* Exercise task *
Wherever "Keep" appears in a line, list that line.
========
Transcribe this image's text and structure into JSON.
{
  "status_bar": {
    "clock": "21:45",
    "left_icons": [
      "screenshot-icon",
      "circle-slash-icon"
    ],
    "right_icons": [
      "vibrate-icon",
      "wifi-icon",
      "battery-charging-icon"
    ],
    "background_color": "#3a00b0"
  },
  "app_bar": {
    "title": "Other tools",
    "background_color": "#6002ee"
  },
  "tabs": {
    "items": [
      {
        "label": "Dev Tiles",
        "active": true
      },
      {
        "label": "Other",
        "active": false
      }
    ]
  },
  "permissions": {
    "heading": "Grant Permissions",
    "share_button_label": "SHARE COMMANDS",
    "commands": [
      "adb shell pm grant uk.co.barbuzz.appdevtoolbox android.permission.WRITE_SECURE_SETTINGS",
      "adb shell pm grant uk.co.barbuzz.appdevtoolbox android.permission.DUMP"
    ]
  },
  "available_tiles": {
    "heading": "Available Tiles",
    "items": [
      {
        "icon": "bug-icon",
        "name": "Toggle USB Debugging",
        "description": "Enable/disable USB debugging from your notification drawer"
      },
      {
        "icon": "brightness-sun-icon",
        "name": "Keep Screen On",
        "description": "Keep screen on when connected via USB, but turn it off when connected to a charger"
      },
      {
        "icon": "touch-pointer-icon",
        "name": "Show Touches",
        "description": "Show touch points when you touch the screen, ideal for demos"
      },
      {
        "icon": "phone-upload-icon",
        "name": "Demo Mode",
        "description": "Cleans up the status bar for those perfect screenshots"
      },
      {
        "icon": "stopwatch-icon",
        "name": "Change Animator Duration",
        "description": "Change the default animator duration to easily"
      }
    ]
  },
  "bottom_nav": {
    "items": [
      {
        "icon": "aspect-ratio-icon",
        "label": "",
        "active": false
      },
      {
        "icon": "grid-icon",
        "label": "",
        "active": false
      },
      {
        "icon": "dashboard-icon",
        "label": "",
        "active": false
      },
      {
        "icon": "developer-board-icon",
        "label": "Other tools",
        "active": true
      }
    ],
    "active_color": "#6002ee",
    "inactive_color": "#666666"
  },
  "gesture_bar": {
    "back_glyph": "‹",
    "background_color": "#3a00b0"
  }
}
========
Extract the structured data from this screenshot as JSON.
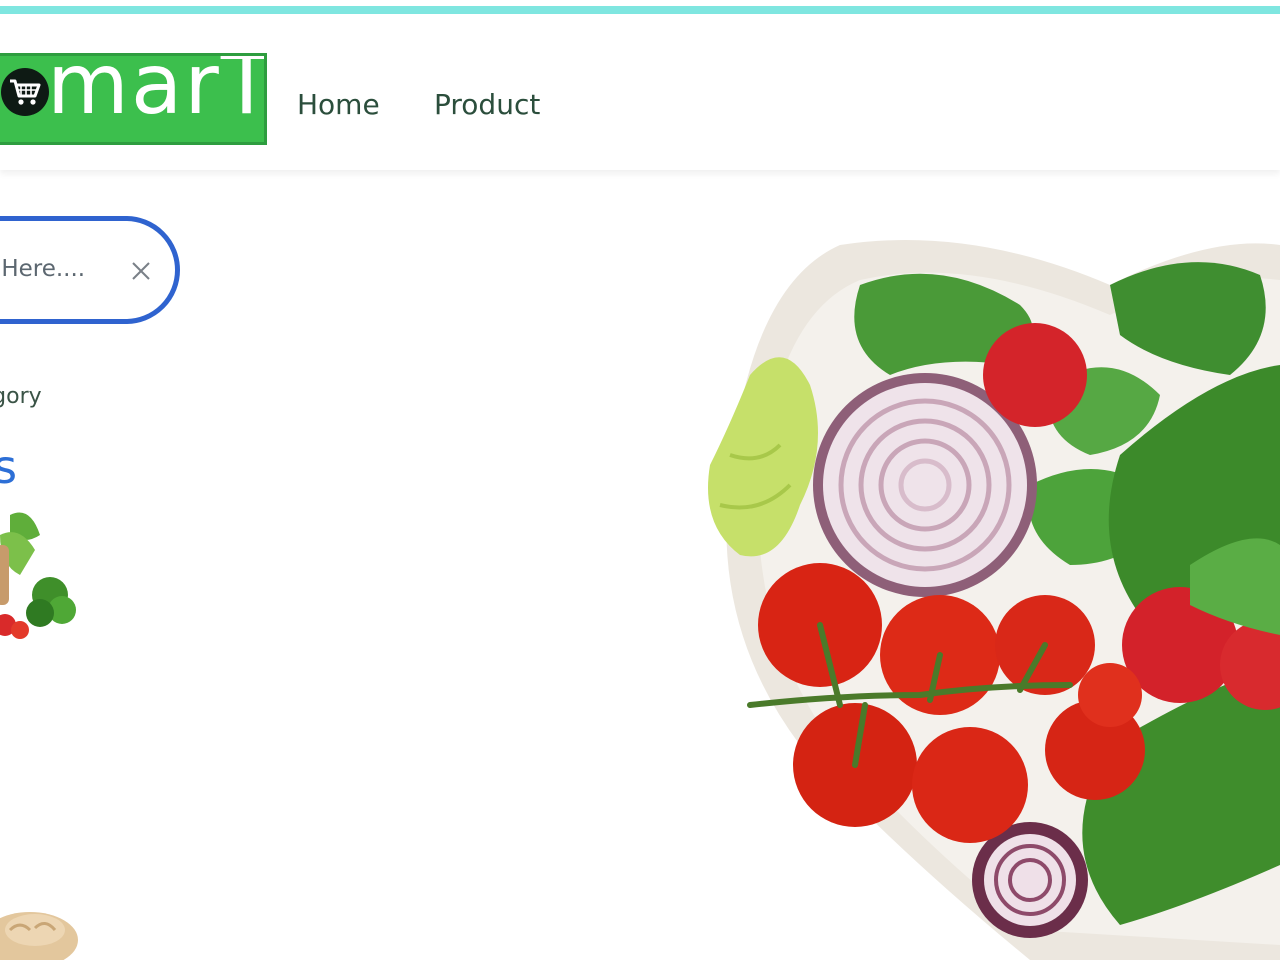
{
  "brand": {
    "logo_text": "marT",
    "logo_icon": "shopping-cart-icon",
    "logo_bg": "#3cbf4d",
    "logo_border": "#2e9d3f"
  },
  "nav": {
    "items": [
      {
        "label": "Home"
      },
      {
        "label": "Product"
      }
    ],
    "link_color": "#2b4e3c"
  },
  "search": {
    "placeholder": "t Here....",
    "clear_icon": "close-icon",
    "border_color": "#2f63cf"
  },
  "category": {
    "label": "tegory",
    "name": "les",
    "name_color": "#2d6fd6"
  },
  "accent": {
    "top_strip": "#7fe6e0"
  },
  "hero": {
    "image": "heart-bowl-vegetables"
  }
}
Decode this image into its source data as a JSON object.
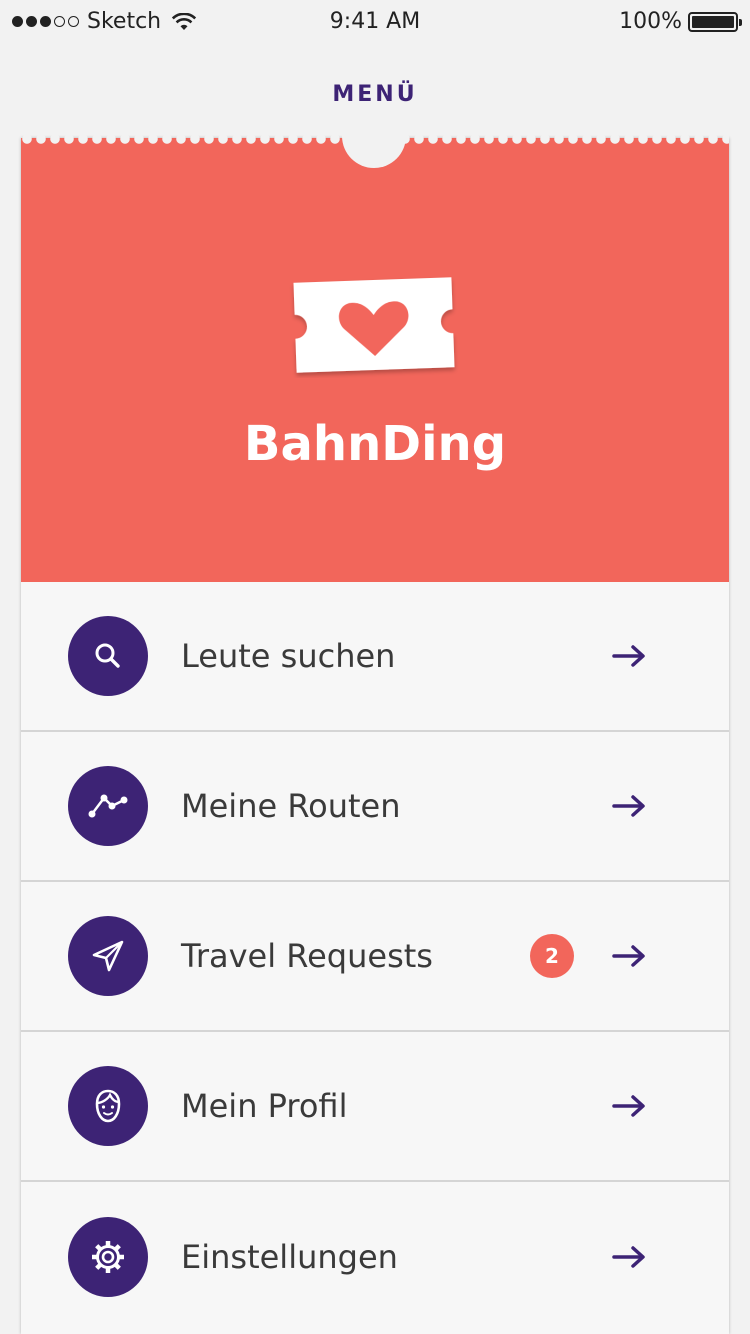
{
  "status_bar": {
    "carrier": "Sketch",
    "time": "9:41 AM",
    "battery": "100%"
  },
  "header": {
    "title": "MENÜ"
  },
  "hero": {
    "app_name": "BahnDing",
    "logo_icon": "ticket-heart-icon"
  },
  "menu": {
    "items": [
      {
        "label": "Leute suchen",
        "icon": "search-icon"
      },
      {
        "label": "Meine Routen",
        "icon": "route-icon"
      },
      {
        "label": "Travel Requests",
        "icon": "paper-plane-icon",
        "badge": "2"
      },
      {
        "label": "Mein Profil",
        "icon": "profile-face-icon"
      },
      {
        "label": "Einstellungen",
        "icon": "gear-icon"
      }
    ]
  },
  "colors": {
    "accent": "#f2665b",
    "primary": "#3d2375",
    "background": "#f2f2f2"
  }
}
========
* The result *
        "name": "Keep Screen On",
        "description": "Keep screen on when connected via USB, but turn it off when connected to a charger"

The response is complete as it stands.